#### Given request a
Please express every line of the stored records as a JSON list of strings, one string per line, with blank lines omitted.

#### Extracted text
Needless to say, sleep has been a distant dream. Pun not really intended.
I’ve been busy at work as well, all enjoyable things, but I knew that due to childcare issues this week, and lack of sleep, it has been more worry some than usual.
I also have been struggling with inevitable mommy guilt over having to work and be away from her when I know that all she wants is me. Especially when she is sick. And knowing the best thing for her is to nurse as much as possible…it makes me wish I could be two places at once.
I keep forgetting how much I NEED this job to provide for my family. Mostly because I like it so much, it seems like I’m doing it just for funsies. But, really, it is so very necessary. (Thanks Student Loans!)
I’m lucky that they are somewhat flexible and understanding about parenting issues. I am able to work from home today since I don’t have childcare and JT is running low on vacation days.
I am also lucky that Roree lets me work much better than she used to. She has gotten so much better at occupying herself lately.
Another issue is the mindset I tend to get into when she is sick. Like it is all on me and I have absolutely no help. Throughout my parenthood journey, I’d never once felt scared and alone, because I have my family and JT, but for some reason when Roree is sick, I feel very much that way. Like I am the only one who can do anything to help (which is only partially true) and that no one else worries as much as I do about her, about me if I get sick, about childcare, about work… While Roree is having coughing fits and struggling to nurse at night it is very hard for me not to resent JT with his ear plugs and pillow over his head.
Logically, I understand there isn’t really anything he can do, but the bitter part of me wants him to be the one to deal with it.
Even if he could do something…like rock her or rub her back to try to get her to sleep, I know I wouldn’t be able to sleep anyway unless she was, so it may as well be me. Right? Right.
Right now it is 2:39am and Roree is sleeping MUCH better tonight…yet I am wide awake, despite my exhaustion. I keep thinking of things to do and keep having thoughts swirling in my head. I wrote a poem, I made a to do list for tomorrow and now I’m blogging so the swirling thoughts can swirl somewhere else.
And now, attempt #2848473 to go to sleep. Wish me luck!

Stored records
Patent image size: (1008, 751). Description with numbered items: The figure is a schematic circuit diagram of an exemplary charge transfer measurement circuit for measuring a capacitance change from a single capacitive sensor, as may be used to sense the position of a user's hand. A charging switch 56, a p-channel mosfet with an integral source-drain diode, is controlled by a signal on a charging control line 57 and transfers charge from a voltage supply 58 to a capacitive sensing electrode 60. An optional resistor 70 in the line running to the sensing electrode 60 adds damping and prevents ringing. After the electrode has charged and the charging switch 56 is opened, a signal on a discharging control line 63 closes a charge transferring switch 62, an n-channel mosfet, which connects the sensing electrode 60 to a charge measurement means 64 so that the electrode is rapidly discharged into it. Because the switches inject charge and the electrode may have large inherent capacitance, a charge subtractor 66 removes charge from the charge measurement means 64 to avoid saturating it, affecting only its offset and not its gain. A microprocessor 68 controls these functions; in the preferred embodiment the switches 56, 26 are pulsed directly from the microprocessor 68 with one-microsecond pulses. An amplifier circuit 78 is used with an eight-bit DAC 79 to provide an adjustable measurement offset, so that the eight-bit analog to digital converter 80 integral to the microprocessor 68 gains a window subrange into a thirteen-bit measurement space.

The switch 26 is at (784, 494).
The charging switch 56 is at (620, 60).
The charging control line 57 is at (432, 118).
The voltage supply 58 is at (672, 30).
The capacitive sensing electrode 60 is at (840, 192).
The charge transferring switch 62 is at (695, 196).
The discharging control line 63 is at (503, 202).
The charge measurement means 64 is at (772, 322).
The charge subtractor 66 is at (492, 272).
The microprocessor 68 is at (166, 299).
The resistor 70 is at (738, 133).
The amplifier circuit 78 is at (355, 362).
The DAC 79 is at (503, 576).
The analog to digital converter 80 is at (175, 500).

#### Given request b
Quote the full blog post about sleepless nights with a sick child, word for word.

#### Task response a
[
  "Patent image size: (1008, 751). Description with numbered items: The figure is a schematic circuit diagram of an exemplary charge transfer measurement circuit for measuring a capacitance change from a single capacitive sensor, as may be used to sense the position of a user's hand. A charging switch 56, a p-channel mosfet with an integral source-drain diode, is controlled by a signal on a charging control line 57 and transfers charge from a voltage supply 58 to a capacitive sensing electrode 60. An optional resistor 70 in the line running to the sensing electrode 60 adds damping and prevents ringing. After the electrode has charged and the charging switch 56 is opened, a signal on a discharging control line 63 closes a charge transferring switch 62, an n-channel mosfet, which connects the sensing electrode 60 to a charge measurement means 64 so that the electrode is rapidly discharged into it. Because the switches inject charge and the electrode may have large inherent capacitance, a charge subtractor 66 removes charge from the charge measurement means 64 to avoid saturating it, affecting only its offset and not its gain. A microprocessor 68 controls these functions; in the preferred embodiment the switches 56, 26 are pulsed directly from the microprocessor 68 with one-microsecond pulses. An amplifier circuit 78 is used with an eight-bit DAC 79 to provide an adjustable measurement offset, so that the eight-bit analog to digital converter 80 integral to the microprocessor 68 gains a window subrange into a thirteen-bit measurement space.",
  "The switch 26 is at (784, 494).",
  "The charging switch 56 is at (620, 60).",
  "The charging control line 57 is at (432, 118).",
  "The voltage supply 58 is at (672, 30).",
  "The capacitive sensing electrode 60 is at (840, 192).",
  "The charge transferring switch 62 is at (695, 196).",
  "The discharging control line 63 is at (503, 202).",
  "The charge measurement means 64 is at (772, 322).",
  "The charge subtractor 66 is at (492, 272).",
  "The microprocessor 68 is at (166, 299).",
  "The resistor 70 is at (738, 133).",
  "The amplifier circuit 78 is at (355, 362).",
  "The DAC 79 is at (503, 576).",
  "The analog to digital converter 80 is at (175, 500)."
]

#### Task response b
Needless to say, sleep has been a distant dream. Pun not really intended.
I’ve been busy at work as well, all enjoyable things, but I knew that due to childcare issues this week, and lack of sleep, it has been more worry some than usual.
I also have been struggling with inevitable mommy guilt over having to work and be away from her when I know that all she wants is me. Especially when she is sick. And knowing the best thing for her is to nurse as much as possible…it makes me wish I could be two places at once.
I keep forgetting how much I NEED this job to provide for my family. Mostly because I like it so much, it seems like I’m doing it just for funsies. But, really, it is so very necessary. (Thanks Student Loans!)
I’m lucky that they are somewhat flexible and understanding about parenting issues. I am able to work from home today since I don’t have childcare and JT is running low on vacation days.
I am also lucky that Roree lets me work much better than she used to. She has gotten so much better at occupying herself lately.
Another issue is the mindset I tend to get into when she is sick. Like it is all on me and I have absolutely no help. Throughout my parenthood journey, I’d never once felt scared and alone, because I have my family and JT, but for some reason when Roree is sick, I feel very much that way. Like I am the only one who can do anything to help (which is only partially true) and that no one else worries as much as I do about her, about me if I get sick, about childcare, about work… While Roree is having coughing fits and struggling to nurse at night it is very hard for me not to resent JT with his ear plugs and pillow over his head.
Logically, I understand there isn’t really anything he can do, but the bitter part of me wants him to be the one to deal with it.
Even if he could do something…like rock her or rub her back to try to get her to sleep, I know I wouldn’t be able to sleep anyway unless she was, so it may as well be me. Right? Right.
Right now it is 2:39am and Roree is sleeping MUCH better tonight…yet I am wide awake, despite my exhaustion. I keep thinking of things to do and keep having thoughts swirling in my head. I wrote a poem, I made a to do list for tomorrow and now I’m blogging so the swirling thoughts can swirl somewhere else.
And now, attempt #2848473 to go to sleep. Wish me luck!